DIRECTION
Search the data for the word "волосяным" and copy every line where it occurs.

DATA ENTRIES
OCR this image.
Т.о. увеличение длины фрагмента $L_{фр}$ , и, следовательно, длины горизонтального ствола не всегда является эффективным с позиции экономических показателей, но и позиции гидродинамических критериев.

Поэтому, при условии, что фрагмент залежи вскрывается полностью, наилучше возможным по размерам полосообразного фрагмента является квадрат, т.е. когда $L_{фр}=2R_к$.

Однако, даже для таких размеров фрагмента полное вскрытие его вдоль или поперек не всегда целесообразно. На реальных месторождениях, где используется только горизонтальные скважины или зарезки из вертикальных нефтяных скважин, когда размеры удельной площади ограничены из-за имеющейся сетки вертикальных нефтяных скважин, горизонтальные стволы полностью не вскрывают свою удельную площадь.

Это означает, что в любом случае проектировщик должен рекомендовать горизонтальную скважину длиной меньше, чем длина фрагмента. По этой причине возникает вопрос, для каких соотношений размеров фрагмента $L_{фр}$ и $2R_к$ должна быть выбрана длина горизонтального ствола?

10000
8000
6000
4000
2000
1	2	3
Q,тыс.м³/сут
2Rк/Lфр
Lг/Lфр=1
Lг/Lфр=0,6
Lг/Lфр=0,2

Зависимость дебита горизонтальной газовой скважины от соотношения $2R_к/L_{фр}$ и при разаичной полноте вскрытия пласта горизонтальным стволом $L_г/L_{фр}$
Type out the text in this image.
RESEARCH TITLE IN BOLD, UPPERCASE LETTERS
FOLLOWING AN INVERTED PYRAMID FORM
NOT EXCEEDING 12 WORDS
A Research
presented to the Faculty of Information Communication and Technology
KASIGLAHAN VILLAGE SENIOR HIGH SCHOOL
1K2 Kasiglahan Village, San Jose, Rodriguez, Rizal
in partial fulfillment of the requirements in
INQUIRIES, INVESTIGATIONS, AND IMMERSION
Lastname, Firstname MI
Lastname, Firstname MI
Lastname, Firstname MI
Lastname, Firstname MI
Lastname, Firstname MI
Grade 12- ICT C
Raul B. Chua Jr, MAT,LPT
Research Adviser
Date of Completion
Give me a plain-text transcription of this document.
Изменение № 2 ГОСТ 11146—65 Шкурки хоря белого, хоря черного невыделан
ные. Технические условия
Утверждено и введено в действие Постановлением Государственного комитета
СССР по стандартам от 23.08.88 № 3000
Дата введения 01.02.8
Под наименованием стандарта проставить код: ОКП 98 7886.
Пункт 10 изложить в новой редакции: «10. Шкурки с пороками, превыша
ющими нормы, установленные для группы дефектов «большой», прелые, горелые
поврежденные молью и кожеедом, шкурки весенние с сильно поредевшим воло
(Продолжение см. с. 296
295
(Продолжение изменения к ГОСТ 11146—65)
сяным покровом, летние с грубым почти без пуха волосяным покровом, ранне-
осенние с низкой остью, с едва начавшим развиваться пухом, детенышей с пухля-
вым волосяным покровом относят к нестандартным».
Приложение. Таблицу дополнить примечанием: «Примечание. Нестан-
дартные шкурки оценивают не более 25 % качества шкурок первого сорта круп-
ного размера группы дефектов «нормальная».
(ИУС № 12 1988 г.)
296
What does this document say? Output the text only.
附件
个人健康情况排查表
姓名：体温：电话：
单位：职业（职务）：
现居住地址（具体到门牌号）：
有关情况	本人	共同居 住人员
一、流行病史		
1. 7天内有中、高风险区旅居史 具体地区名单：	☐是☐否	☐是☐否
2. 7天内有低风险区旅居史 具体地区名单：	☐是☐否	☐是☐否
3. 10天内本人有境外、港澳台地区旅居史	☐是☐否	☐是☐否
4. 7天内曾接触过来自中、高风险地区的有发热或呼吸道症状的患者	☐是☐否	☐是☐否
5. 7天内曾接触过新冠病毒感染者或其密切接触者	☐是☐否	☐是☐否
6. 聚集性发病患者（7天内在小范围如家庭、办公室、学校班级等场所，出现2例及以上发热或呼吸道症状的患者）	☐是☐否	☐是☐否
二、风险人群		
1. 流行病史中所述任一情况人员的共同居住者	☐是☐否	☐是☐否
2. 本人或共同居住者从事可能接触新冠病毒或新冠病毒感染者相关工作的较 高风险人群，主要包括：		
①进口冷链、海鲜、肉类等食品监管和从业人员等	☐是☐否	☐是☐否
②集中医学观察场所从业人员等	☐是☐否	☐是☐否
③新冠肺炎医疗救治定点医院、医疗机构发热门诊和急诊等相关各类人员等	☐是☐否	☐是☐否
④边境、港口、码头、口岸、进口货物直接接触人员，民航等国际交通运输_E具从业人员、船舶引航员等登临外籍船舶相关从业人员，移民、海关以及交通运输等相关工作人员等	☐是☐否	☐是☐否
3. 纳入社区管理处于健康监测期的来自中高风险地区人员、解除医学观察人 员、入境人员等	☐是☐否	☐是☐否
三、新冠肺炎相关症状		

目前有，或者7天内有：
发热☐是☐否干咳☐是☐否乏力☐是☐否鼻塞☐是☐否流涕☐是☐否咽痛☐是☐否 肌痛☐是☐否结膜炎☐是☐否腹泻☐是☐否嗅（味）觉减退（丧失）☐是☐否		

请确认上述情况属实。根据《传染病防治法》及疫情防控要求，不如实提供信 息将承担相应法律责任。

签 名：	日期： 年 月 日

SOLUTION
сяным покровом, летние с грубым почти без пуха волосяным покровом, ранне-
вым волосяным покровом относят к нестандартным».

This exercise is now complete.